§ **TASK PROMPT**: Copy out every line that contains "inlet".

§ **RECORDS FOR THIS EXERCISE**:
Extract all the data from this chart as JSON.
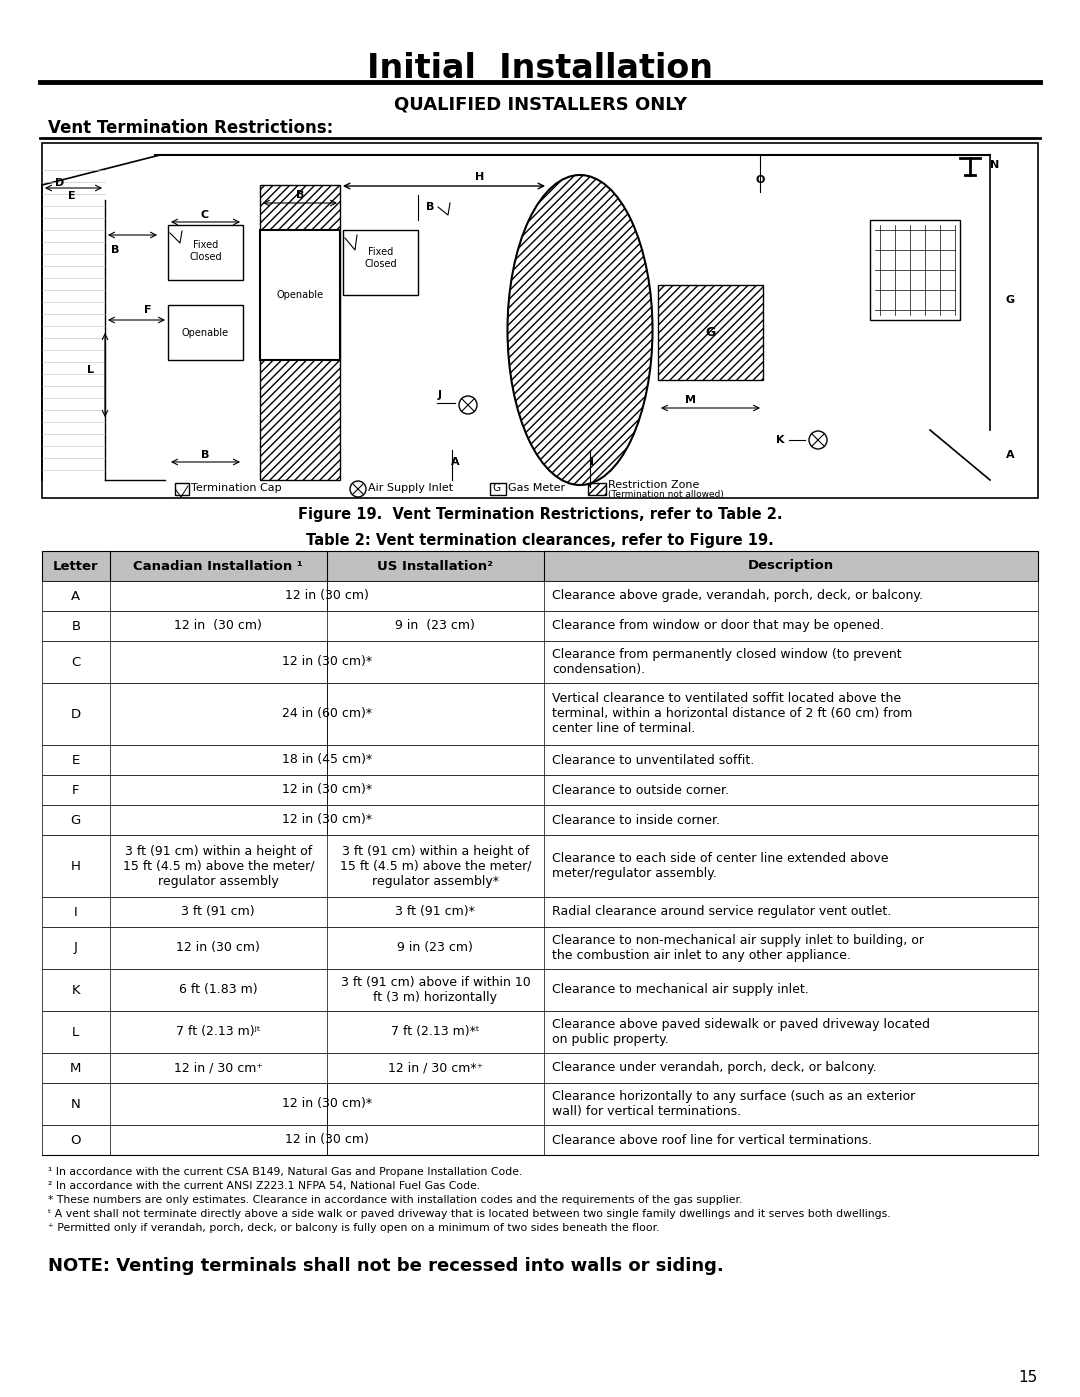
{
  "title": "Initial  Installation",
  "subtitle": "QUALIFIED INSTALLERS ONLY",
  "section_title": "Vent Termination Restrictions:",
  "figure_caption": "Figure 19.  Vent Termination Restrictions, refer to Table 2.",
  "table_title": "Table 2: Vent termination clearances, refer to Figure 19.",
  "table_headers": [
    "Letter",
    "Canadian Installation ¹",
    "US Installation²",
    "Description"
  ],
  "table_rows": [
    [
      "A",
      "12 in (30 cm)",
      "",
      "Clearance above grade, verandah, porch, deck, or balcony."
    ],
    [
      "B",
      "12 in  (30 cm)",
      "9 in  (23 cm)",
      "Clearance from window or door that may be opened."
    ],
    [
      "C",
      "12 in (30 cm)*",
      "",
      "Clearance from permanently closed window (to prevent\ncondensation)."
    ],
    [
      "D",
      "24 in (60 cm)*",
      "",
      "Vertical clearance to ventilated soffit located above the\nterminal, within a horizontal distance of 2 ft (60 cm) from\ncenter line of terminal."
    ],
    [
      "E",
      "18 in (45 cm)*",
      "",
      "Clearance to unventilated soffit."
    ],
    [
      "F",
      "12 in (30 cm)*",
      "",
      "Clearance to outside corner."
    ],
    [
      "G",
      "12 in (30 cm)*",
      "",
      "Clearance to inside corner."
    ],
    [
      "H",
      "3 ft (91 cm) within a height of\n15 ft (4.5 m) above the meter/\nregulator assembly",
      "3 ft (91 cm) within a height of\n15 ft (4.5 m) above the meter/\nregulator assembly*",
      "Clearance to each side of center line extended above\nmeter/regulator assembly."
    ],
    [
      "I",
      "3 ft (91 cm)",
      "3 ft (91 cm)*",
      "Radial clearance around service regulator vent outlet."
    ],
    [
      "J",
      "12 in (30 cm)",
      "9 in (23 cm)",
      "Clearance to non-mechanical air supply inlet to building, or\nthe combustion air inlet to any other appliance."
    ],
    [
      "K",
      "6 ft (1.83 m)",
      "3 ft (91 cm) above if within 10\nft (3 m) horizontally",
      "Clearance to mechanical air supply inlet."
    ],
    [
      "L",
      "7 ft (2.13 m)ʲᵗ",
      "7 ft (2.13 m)*ᵗ",
      "Clearance above paved sidewalk or paved driveway located\non public property."
    ],
    [
      "M",
      "12 in / 30 cm⁺",
      "12 in / 30 cm*⁺",
      "Clearance under verandah, porch, deck, or balcony."
    ],
    [
      "N",
      "12 in (30 cm)*",
      "",
      "Clearance horizontally to any surface (such as an exterior\nwall) for vertical terminations."
    ],
    [
      "O",
      "12 in (30 cm)",
      "",
      "Clearance above roof line for vertical terminations."
    ]
  ],
  "footnotes": [
    "¹ In accordance with the current CSA B149, Natural Gas and Propane Installation Code.",
    "² In accordance with the current ANSI Z223.1 NFPA 54, National Fuel Gas Code.",
    "* These numbers are only estimates. Clearance in accordance with installation codes and the requirements of the gas supplier.",
    "ᵗ A vent shall not terminate directly above a side walk or paved driveway that is located between two single family dwellings and it serves both dwellings.",
    "⁺ Permitted only if verandah, porch, deck, or balcony is fully open on a minimum of two sides beneath the floor."
  ],
  "note": "NOTE: Venting terminals shall not be recessed into walls or siding.",
  "page_number": "15",
  "bg_color": "#ffffff",
  "text_color": "#000000"
}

§ **SOLUTION TO THIS TASK**:
      "Clearance to non-mechanical air supply inlet to building, or\nthe combustion air inlet to any other appliance."
      "Clearance to mechanical air supply inlet."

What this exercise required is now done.